EXERCISE OBJECTIVE:
Copy the lines below word for word, without changing a single character or their order.

DATASET ENTRIES:
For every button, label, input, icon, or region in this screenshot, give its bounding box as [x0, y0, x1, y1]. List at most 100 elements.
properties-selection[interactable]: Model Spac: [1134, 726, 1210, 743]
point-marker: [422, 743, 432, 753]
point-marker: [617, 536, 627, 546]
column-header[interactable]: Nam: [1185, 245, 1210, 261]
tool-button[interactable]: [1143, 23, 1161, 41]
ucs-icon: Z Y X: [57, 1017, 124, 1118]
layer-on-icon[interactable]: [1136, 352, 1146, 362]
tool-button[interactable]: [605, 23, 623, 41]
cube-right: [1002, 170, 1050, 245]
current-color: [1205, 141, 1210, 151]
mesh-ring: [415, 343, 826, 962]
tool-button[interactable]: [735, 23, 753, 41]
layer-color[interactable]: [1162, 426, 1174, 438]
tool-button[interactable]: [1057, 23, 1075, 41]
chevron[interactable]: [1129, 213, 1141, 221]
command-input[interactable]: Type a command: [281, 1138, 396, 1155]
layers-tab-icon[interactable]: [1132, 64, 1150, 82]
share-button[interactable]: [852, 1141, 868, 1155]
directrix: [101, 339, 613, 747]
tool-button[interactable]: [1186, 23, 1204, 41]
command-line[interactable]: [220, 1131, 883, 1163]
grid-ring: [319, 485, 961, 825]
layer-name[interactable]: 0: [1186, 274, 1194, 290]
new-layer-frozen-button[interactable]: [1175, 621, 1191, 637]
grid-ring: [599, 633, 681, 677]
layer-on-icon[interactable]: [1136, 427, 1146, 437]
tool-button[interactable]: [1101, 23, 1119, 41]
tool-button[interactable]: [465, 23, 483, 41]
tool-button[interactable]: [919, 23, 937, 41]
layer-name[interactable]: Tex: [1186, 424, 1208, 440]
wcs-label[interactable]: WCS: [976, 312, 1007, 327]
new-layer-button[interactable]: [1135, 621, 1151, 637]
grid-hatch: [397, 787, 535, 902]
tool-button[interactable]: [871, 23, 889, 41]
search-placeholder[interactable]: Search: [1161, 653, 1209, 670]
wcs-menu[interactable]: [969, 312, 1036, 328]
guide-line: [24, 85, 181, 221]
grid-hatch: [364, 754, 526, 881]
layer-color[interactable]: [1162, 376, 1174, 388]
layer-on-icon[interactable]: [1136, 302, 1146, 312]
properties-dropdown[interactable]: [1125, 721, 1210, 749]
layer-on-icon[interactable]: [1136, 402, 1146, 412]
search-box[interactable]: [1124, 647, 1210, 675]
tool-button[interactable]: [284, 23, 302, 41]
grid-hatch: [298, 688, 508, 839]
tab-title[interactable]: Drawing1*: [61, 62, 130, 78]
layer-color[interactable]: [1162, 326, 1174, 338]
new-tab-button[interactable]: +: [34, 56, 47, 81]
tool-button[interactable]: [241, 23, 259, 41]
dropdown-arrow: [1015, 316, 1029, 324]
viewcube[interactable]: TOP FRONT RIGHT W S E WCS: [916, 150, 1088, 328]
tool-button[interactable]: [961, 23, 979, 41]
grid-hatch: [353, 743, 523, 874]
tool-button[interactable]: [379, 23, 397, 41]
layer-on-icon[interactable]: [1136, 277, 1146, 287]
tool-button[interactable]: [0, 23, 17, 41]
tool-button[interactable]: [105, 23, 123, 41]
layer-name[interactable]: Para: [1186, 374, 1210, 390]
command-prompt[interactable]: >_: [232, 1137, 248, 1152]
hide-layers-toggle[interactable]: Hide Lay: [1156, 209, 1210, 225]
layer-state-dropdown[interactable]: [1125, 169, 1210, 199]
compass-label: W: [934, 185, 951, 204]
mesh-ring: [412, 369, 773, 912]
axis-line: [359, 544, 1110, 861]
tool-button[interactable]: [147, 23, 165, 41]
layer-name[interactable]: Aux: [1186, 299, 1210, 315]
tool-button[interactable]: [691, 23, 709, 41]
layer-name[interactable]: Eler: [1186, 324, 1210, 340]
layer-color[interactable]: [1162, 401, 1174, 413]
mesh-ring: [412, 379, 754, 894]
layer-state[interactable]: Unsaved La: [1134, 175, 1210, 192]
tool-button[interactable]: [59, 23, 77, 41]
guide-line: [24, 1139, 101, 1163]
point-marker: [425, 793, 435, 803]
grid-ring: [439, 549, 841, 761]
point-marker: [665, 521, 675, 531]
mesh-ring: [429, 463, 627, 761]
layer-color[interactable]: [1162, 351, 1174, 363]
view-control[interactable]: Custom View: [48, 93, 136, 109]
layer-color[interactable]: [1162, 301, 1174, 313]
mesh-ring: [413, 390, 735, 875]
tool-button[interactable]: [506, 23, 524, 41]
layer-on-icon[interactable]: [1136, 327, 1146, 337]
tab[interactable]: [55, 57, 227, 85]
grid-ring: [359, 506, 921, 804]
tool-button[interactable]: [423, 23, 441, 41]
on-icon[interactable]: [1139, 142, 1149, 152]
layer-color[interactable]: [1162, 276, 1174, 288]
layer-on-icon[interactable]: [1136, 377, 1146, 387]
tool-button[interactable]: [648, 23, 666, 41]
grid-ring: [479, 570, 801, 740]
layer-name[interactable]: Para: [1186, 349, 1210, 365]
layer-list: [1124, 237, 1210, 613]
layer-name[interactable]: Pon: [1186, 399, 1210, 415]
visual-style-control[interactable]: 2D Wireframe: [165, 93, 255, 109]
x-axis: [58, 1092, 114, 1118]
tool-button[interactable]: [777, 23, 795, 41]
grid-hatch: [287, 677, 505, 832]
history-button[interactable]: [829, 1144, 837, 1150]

RIGHT ANSWER:
For every button, label, input, icon, or region in this screenshot, give its bounding box as [x0, y0, x1, y1]. List at most 100 elements.
properties-selection[interactable]: Model Spac: [1134, 726, 1210, 743]
point-marker: [422, 743, 432, 753]
point-marker: [617, 536, 627, 546]
column-header[interactable]: Nam: [1185, 245, 1210, 261]
tool-button[interactable]: [1143, 23, 1161, 41]
ucs-icon: Z Y X: [57, 1017, 124, 1118]
layer-on-icon[interactable]: [1136, 352, 1146, 362]
tool-button[interactable]: [605, 23, 623, 41]
cube-right: [1002, 170, 1050, 245]
current-color: [1205, 141, 1210, 151]
mesh-ring: [415, 343, 826, 962]
tool-button[interactable]: [735, 23, 753, 41]
layer-color[interactable]: [1162, 426, 1174, 438]
tool-button[interactable]: [1057, 23, 1075, 41]
chevron[interactable]: [1129, 213, 1141, 221]
command-input[interactable]: Type a command: [281, 1138, 396, 1155]
layers-tab-icon[interactable]: [1132, 64, 1150, 82]
share-button[interactable]: [852, 1141, 868, 1155]
directrix: [101, 339, 613, 747]
tool-button[interactable]: [1186, 23, 1204, 41]
command-line[interactable]: [220, 1131, 883, 1163]
grid-ring: [319, 485, 961, 825]
layer-name[interactable]: 0: [1186, 274, 1194, 290]
new-layer-frozen-button[interactable]: [1175, 621, 1191, 637]
grid-ring: [599, 633, 681, 677]
layer-on-icon[interactable]: [1136, 427, 1146, 437]
tool-button[interactable]: [1101, 23, 1119, 41]
tool-button[interactable]: [465, 23, 483, 41]
tool-button[interactable]: [919, 23, 937, 41]
layer-name[interactable]: Tex: [1186, 424, 1208, 440]
wcs-label[interactable]: WCS: [976, 312, 1007, 327]
new-layer-button[interactable]: [1135, 621, 1151, 637]
grid-hatch: [397, 787, 535, 902]
tool-button[interactable]: [871, 23, 889, 41]
search-placeholder[interactable]: Search: [1161, 653, 1209, 670]
wcs-menu[interactable]: [969, 312, 1036, 328]
guide-line: [24, 85, 181, 221]
grid-hatch: [364, 754, 526, 881]
layer-color[interactable]: [1162, 376, 1174, 388]
layer-on-icon[interactable]: [1136, 302, 1146, 312]
properties-dropdown[interactable]: [1125, 721, 1210, 749]
layer-on-icon[interactable]: [1136, 402, 1146, 412]
search-box[interactable]: [1124, 647, 1210, 675]
tool-button[interactable]: [284, 23, 302, 41]
grid-hatch: [298, 688, 508, 839]
tab-title[interactable]: Drawing1*: [61, 62, 130, 78]
layer-color[interactable]: [1162, 326, 1174, 338]
new-tab-button[interactable]: +: [34, 56, 47, 81]
tool-button[interactable]: [241, 23, 259, 41]
dropdown-arrow: [1015, 316, 1029, 324]
viewcube[interactable]: TOP FRONT RIGHT W S E WCS: [916, 150, 1088, 328]
tool-button[interactable]: [961, 23, 979, 41]
grid-hatch: [353, 743, 523, 874]
tool-button[interactable]: [379, 23, 397, 41]
layer-on-icon[interactable]: [1136, 277, 1146, 287]
tool-button[interactable]: [0, 23, 17, 41]
tool-button[interactable]: [105, 23, 123, 41]
layer-name[interactable]: Para: [1186, 374, 1210, 390]
command-prompt[interactable]: >_: [232, 1137, 248, 1152]
hide-layers-toggle[interactable]: Hide Lay: [1156, 209, 1210, 225]
layer-state-dropdown[interactable]: [1125, 169, 1210, 199]
compass-label: W: [934, 185, 951, 204]
mesh-ring: [412, 369, 773, 912]
axis-line: [359, 544, 1110, 861]
tool-button[interactable]: [147, 23, 165, 41]
layer-name[interactable]: Aux: [1186, 299, 1210, 315]
tool-button[interactable]: [691, 23, 709, 41]
layer-name[interactable]: Eler: [1186, 324, 1210, 340]
layer-color[interactable]: [1162, 401, 1174, 413]
mesh-ring: [412, 379, 754, 894]
layer-state[interactable]: Unsaved La: [1134, 175, 1210, 192]
tool-button[interactable]: [59, 23, 77, 41]
guide-line: [24, 1139, 101, 1163]
point-marker: [425, 793, 435, 803]
grid-ring: [439, 549, 841, 761]
point-marker: [665, 521, 675, 531]
mesh-ring: [429, 463, 627, 761]
layer-color[interactable]: [1162, 351, 1174, 363]
view-control[interactable]: Custom View: [48, 93, 136, 109]
layer-color[interactable]: [1162, 301, 1174, 313]
mesh-ring: [413, 390, 735, 875]
tool-button[interactable]: [506, 23, 524, 41]
layer-on-icon[interactable]: [1136, 327, 1146, 337]
tab[interactable]: [55, 57, 227, 85]
grid-ring: [359, 506, 921, 804]
tool-button[interactable]: [423, 23, 441, 41]
on-icon[interactable]: [1139, 142, 1149, 152]
layer-color[interactable]: [1162, 276, 1174, 288]
layer-on-icon[interactable]: [1136, 377, 1146, 387]
tool-button[interactable]: [648, 23, 666, 41]
grid-ring: [479, 570, 801, 740]
layer-name[interactable]: Para: [1186, 349, 1210, 365]
layer-list: [1124, 237, 1210, 613]
layer-name[interactable]: Pon: [1186, 399, 1210, 415]
visual-style-control[interactable]: 2D Wireframe: [165, 93, 255, 109]
x-axis: [58, 1092, 114, 1118]
tool-button[interactable]: [777, 23, 795, 41]
grid-hatch: [287, 677, 505, 832]
history-button[interactable]: [829, 1144, 837, 1150]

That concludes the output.